Change every "marker-dot" to "marker-point" throughout the records below and write them out again with nothing else altered. Leave the pictures out of your answer.

(Lines of data)
+--

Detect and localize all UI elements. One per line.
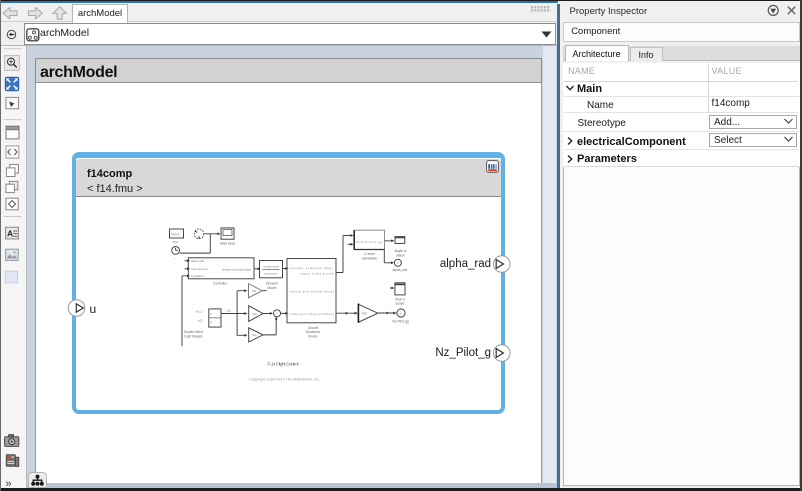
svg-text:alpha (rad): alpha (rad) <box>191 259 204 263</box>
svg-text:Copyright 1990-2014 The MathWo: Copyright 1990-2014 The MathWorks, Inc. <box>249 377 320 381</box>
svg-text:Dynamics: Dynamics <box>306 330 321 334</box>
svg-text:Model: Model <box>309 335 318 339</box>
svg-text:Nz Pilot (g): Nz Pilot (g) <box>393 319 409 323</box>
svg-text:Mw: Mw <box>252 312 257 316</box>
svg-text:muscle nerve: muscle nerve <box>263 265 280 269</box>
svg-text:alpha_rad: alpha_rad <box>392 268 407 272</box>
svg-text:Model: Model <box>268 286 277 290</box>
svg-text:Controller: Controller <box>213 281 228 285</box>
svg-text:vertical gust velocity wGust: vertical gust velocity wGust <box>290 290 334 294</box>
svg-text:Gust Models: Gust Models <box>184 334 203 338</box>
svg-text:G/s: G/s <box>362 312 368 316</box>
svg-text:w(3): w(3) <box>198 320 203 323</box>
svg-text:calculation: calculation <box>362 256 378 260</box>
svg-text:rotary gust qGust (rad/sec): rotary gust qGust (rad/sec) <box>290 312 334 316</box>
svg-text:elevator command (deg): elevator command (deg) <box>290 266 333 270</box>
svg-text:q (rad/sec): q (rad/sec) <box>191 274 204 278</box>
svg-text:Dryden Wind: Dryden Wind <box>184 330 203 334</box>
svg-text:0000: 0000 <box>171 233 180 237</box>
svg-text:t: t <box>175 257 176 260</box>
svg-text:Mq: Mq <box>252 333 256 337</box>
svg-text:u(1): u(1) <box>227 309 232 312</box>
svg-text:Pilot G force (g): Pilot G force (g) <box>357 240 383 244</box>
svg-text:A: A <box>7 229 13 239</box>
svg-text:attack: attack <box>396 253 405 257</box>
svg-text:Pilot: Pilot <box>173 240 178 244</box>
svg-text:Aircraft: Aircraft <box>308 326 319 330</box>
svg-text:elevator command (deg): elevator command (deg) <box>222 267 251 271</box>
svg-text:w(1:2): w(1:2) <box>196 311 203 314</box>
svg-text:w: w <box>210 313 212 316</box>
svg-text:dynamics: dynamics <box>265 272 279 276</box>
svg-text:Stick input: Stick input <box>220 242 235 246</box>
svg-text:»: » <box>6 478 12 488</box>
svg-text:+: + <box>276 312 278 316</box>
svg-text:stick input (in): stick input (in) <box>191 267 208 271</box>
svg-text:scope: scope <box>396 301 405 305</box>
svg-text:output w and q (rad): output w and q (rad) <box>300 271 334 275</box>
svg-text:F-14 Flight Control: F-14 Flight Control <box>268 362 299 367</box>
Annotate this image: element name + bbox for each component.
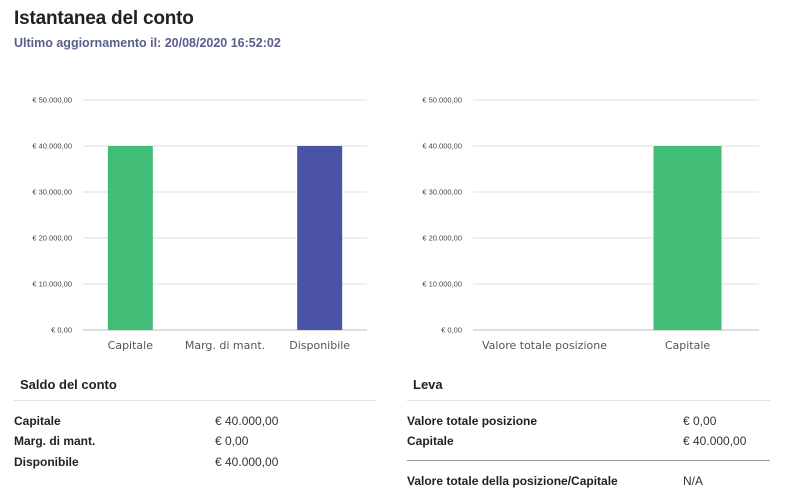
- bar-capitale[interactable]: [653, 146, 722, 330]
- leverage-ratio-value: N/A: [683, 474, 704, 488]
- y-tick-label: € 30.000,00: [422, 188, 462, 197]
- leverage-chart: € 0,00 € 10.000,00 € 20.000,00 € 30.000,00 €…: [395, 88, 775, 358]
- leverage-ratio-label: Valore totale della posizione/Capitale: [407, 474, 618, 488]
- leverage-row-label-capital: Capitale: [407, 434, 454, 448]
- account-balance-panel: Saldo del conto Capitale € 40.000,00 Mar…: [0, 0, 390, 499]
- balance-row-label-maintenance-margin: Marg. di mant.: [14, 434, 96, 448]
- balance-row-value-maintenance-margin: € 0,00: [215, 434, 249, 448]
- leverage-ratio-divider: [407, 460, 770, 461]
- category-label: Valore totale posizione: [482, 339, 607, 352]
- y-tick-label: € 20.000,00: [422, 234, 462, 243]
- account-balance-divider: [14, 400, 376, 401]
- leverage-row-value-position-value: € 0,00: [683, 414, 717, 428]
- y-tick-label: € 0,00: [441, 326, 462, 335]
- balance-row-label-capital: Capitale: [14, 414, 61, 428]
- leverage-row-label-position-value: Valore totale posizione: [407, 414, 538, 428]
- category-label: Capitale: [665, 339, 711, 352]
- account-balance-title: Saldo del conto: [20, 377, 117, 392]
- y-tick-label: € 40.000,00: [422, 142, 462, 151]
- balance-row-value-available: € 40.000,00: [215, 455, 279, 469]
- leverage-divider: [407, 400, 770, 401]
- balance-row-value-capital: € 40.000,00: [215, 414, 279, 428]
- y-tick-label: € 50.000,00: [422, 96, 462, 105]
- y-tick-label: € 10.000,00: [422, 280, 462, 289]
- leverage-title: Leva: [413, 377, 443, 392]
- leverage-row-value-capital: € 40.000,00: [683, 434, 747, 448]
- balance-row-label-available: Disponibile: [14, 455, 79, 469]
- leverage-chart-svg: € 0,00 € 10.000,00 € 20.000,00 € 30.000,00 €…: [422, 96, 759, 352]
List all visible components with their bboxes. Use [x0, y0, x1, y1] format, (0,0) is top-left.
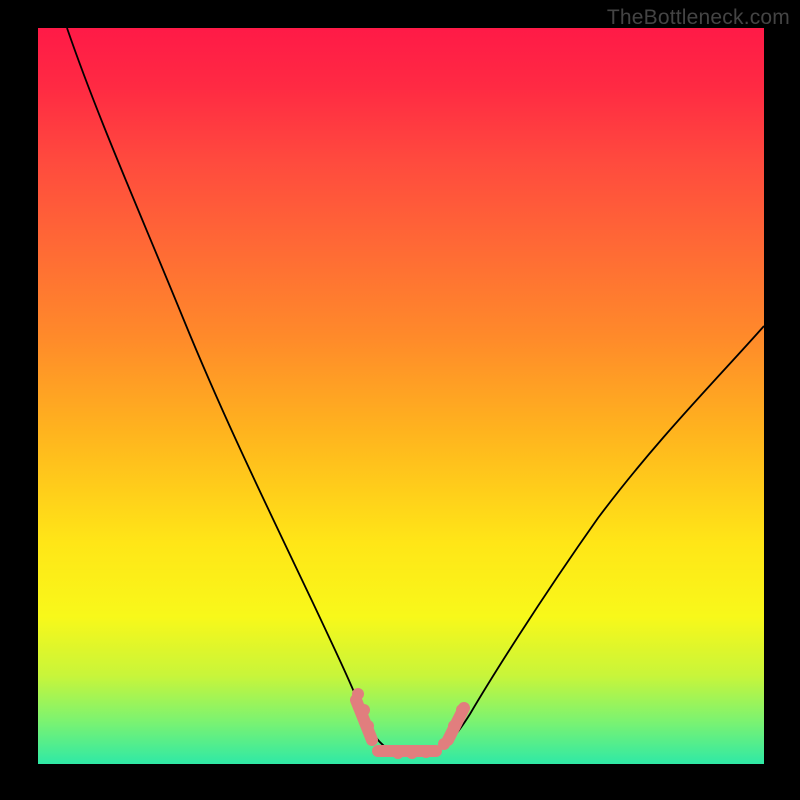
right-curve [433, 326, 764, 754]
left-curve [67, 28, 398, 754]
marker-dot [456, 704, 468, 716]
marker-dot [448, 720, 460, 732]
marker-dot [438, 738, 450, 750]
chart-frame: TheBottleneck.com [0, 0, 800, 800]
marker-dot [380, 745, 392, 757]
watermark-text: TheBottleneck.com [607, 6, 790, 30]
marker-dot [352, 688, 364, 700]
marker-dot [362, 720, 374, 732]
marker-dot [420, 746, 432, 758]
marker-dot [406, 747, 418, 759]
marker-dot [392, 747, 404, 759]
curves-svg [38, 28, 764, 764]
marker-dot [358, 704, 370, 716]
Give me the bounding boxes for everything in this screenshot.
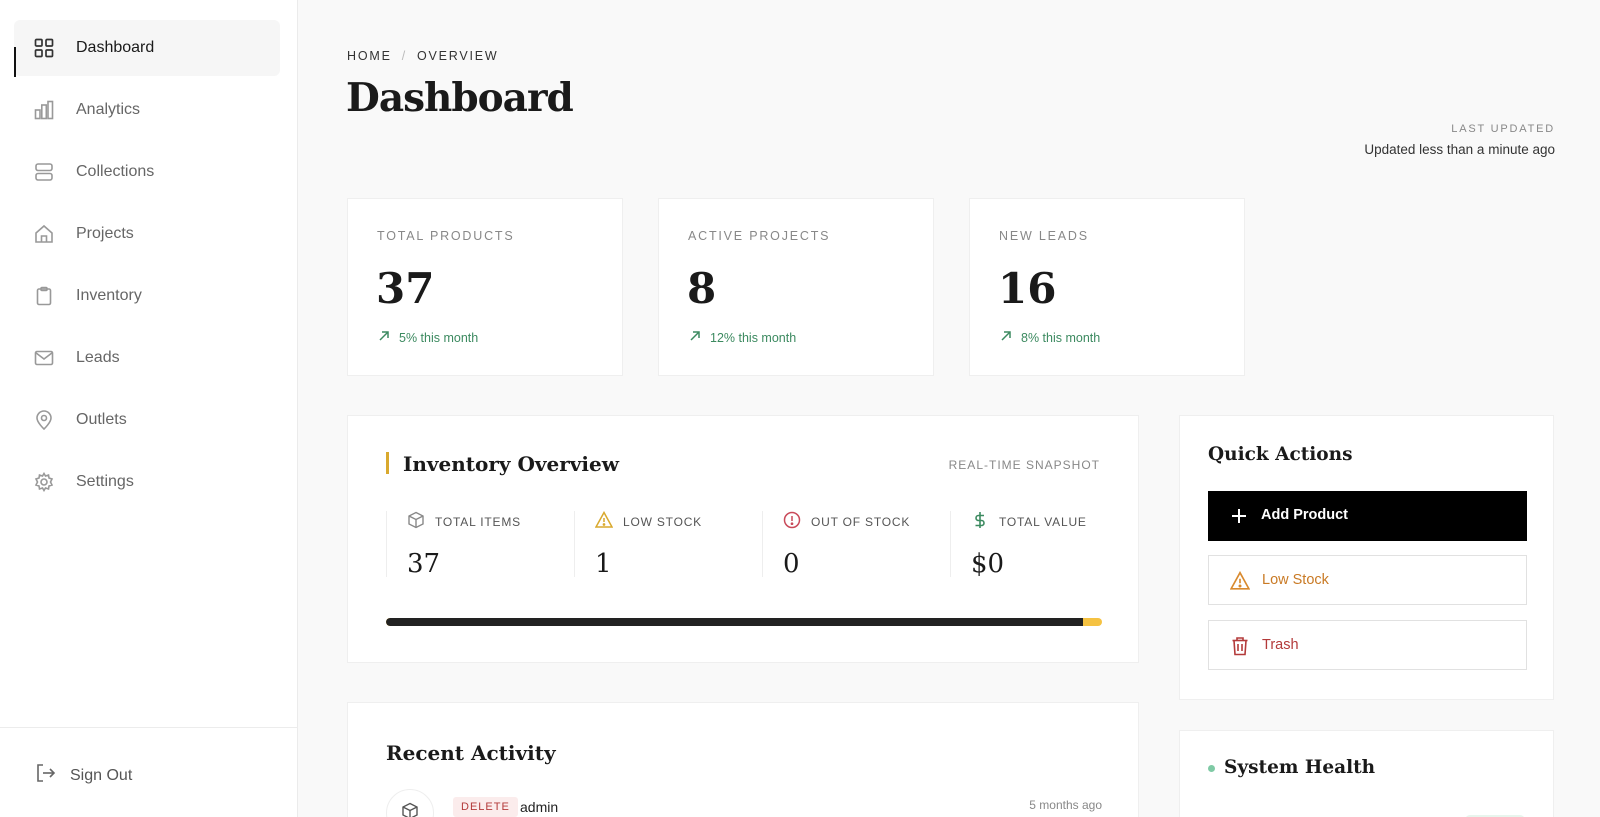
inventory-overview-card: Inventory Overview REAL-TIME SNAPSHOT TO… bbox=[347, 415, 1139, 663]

+--

_Answer to the problem_:
Detect and localize all UI elements. One per line.
svg-text:alpha (rad): alpha (rad) <box>191 259 204 263</box>
svg-text:Copyright 1990-2014 The MathWo: Copyright 1990-2014 The MathWorks, Inc. <box>249 377 320 381</box>
svg-text:Dynamics: Dynamics <box>306 330 321 334</box>
svg-text:Model: Model <box>309 335 318 339</box>
svg-text:Nz Pilot (g): Nz Pilot (g) <box>393 319 409 323</box>
svg-text:Mw: Mw <box>252 312 257 316</box>
svg-text:muscle nerve: muscle nerve <box>263 265 280 269</box>
svg-text:alpha_rad: alpha_rad <box>392 268 407 272</box>
svg-text:Model: Model <box>268 286 277 290</box>
svg-text:Controller: Controller <box>213 281 228 285</box>
svg-text:vertical gust velocity wGust: vertical gust velocity wGust <box>290 290 334 294</box>
svg-text:Gust Models: Gust Models <box>184 334 203 338</box>
svg-text:G/s: G/s <box>362 312 368 316</box>
svg-text:w(3): w(3) <box>198 320 203 323</box>
svg-text:calculation: calculation <box>362 256 378 260</box>
svg-text:rotary gust qGust (rad/sec): rotary gust qGust (rad/sec) <box>290 312 334 316</box>
svg-text:elevator command (deg): elevator command (deg) <box>290 266 333 270</box>
svg-text:q (rad/sec): q (rad/sec) <box>191 274 204 278</box>
svg-text:Dryden Wind: Dryden Wind <box>184 330 203 334</box>
svg-text:0000: 0000 <box>171 233 180 237</box>
svg-text:t: t <box>175 257 176 260</box>
svg-text:Mq: Mq <box>252 333 256 337</box>
svg-text:u(1): u(1) <box>227 309 232 312</box>
svg-text:Pilot G force (g): Pilot G force (g) <box>357 240 383 244</box>
svg-text:A: A <box>7 229 13 239</box>
svg-text:attack: attack <box>396 253 405 257</box>
svg-text:Pilot: Pilot <box>173 240 178 244</box>
svg-text:Aircraft: Aircraft <box>308 326 319 330</box>
svg-text:elevator command (deg): elevator command (deg) <box>222 267 251 271</box>
svg-text:w(1:2): w(1:2) <box>196 311 203 314</box>
svg-text:w: w <box>210 313 212 316</box>
svg-text:dynamics: dynamics <box>265 272 279 276</box>
svg-text:Stick input: Stick input <box>220 242 235 246</box>
svg-text:»: » <box>6 478 12 488</box>
svg-text:+: + <box>276 312 278 316</box>
svg-text:stick input (in): stick input (in) <box>191 267 208 271</box>
svg-text:scope: scope <box>396 301 405 305</box>
svg-text:output w and q (rad): output w and q (rad) <box>300 271 334 275</box>
svg-text:F-14 Flight Control: F-14 Flight Control <box>268 362 299 367</box>
Annotate this image: element name + bbox for each component.
- bar-capitale[interactable]: [653, 146, 722, 330]
- leverage-ratio-value: N/A: [683, 474, 704, 488]
- y-tick-label: € 30.000,00: [422, 188, 462, 197]
- leverage-chart: € 0,00 € 10.000,00 € 20.000,00 € 30.000,00 €…: [395, 88, 775, 358]
- leverage-ratio-label: Valore totale della posizione/Capitale: [407, 474, 618, 488]
- leverage-row-label-capital: Capitale: [407, 434, 454, 448]
- account-balance-panel: Saldo del conto Capitale € 40.000,00 Mar…: [0, 0, 390, 499]
- balance-row-label-maintenance-margin: Marg. di mant.: [14, 434, 96, 448]
- balance-row-value-maintenance-margin: € 0,00: [215, 434, 249, 448]
- leverage-ratio-divider: [407, 460, 770, 461]
- category-label: Valore totale posizione: [482, 339, 607, 352]
- y-tick-label: € 20.000,00: [422, 234, 462, 243]
- account-balance-divider: [14, 400, 376, 401]
- leverage-row-value-position-value: € 0,00: [683, 414, 717, 428]
- y-tick-label: € 0,00: [441, 326, 462, 335]
- balance-row-label-capital: Capitale: [14, 414, 61, 428]
- leverage-row-label-position-value: Valore totale posizione: [407, 414, 538, 428]
- category-label: Capitale: [665, 339, 711, 352]
- account-balance-title: Saldo del conto: [20, 377, 117, 392]
- y-tick-label: € 40.000,00: [422, 142, 462, 151]
- balance-row-value-available: € 40.000,00: [215, 455, 279, 469]
- leverage-divider: [407, 400, 770, 401]
- balance-row-value-capital: € 40.000,00: [215, 414, 279, 428]
- y-tick-label: € 50.000,00: [422, 96, 462, 105]
- y-tick-label: € 10.000,00: [422, 280, 462, 289]
- leverage-title: Leva: [413, 377, 443, 392]
- leverage-row-value-capital: € 40.000,00: [683, 434, 747, 448]
- balance-row-label-available: Disponibile: [14, 455, 79, 469]
- leverage-chart-svg: € 0,00 € 10.000,00 € 20.000,00 € 30.000,00 €…: [422, 96, 759, 352]
List all visible components with their bboxes. Use [x0, y0, x1, y1] format, (0,0) is top-left.
right-curve [433, 326, 764, 754]
left-curve [67, 28, 398, 754]
marker-point [456, 704, 468, 716]
marker-point [448, 720, 460, 732]
marker-point [438, 738, 450, 750]
chart-frame: TheBottleneck.com [0, 0, 800, 800]
marker-point [380, 745, 392, 757]
watermark-text: TheBottleneck.com [607, 6, 790, 30]
marker-point [352, 688, 364, 700]
marker-point [362, 720, 374, 732]
marker-point [420, 746, 432, 758]
marker-point [406, 747, 418, 759]
marker-point [392, 747, 404, 759]
curves-svg [38, 28, 764, 764]
marker-point [358, 704, 370, 716]
Give me the bounding boxes for everything in this screenshot.
inventory-overview-card: Inventory Overview REAL-TIME SNAPSHOT TO… bbox=[347, 415, 1139, 663]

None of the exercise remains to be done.